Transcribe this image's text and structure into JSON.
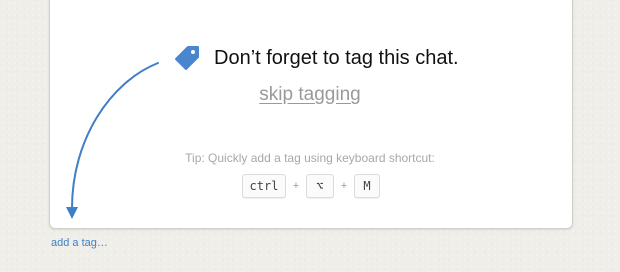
{
  "prompt": {
    "headline": "Don’t forget to tag this chat.",
    "skip_label": "skip tagging",
    "tip": "Tip: Quickly add a tag using keyboard shortcut:",
    "shortcut_keys": [
      "ctrl",
      "⌥",
      "M"
    ],
    "plus_symbol": "+"
  },
  "footer": {
    "add_tag_label": "add a tag…"
  },
  "icons": {
    "tag": "tag-icon",
    "arrow": "curved-arrow-icon"
  },
  "colors": {
    "accent": "#3f7fc7",
    "tag_icon": "#4a86cf",
    "muted_text": "#9a9a9a",
    "background": "#efeee8"
  }
}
------------------------------------------------------------------------
Directive => Copy every entry exactly as written. Pictures are excluded.

Solution =>
Transcribe this image's text and structure into JSON.
{
  "prompt": {
    "headline": "Don’t forget to tag this chat.",
    "skip_label": "skip tagging",
    "tip": "Tip: Quickly add a tag using keyboard shortcut:",
    "shortcut_keys": [
      "ctrl",
      "⌥",
      "M"
    ],
    "plus_symbol": "+"
  },
  "footer": {
    "add_tag_label": "add a tag…"
  },
  "icons": {
    "tag": "tag-icon",
    "arrow": "curved-arrow-icon"
  },
  "colors": {
    "accent": "#3f7fc7",
    "tag_icon": "#4a86cf",
    "muted_text": "#9a9a9a",
    "background": "#efeee8"
  }
}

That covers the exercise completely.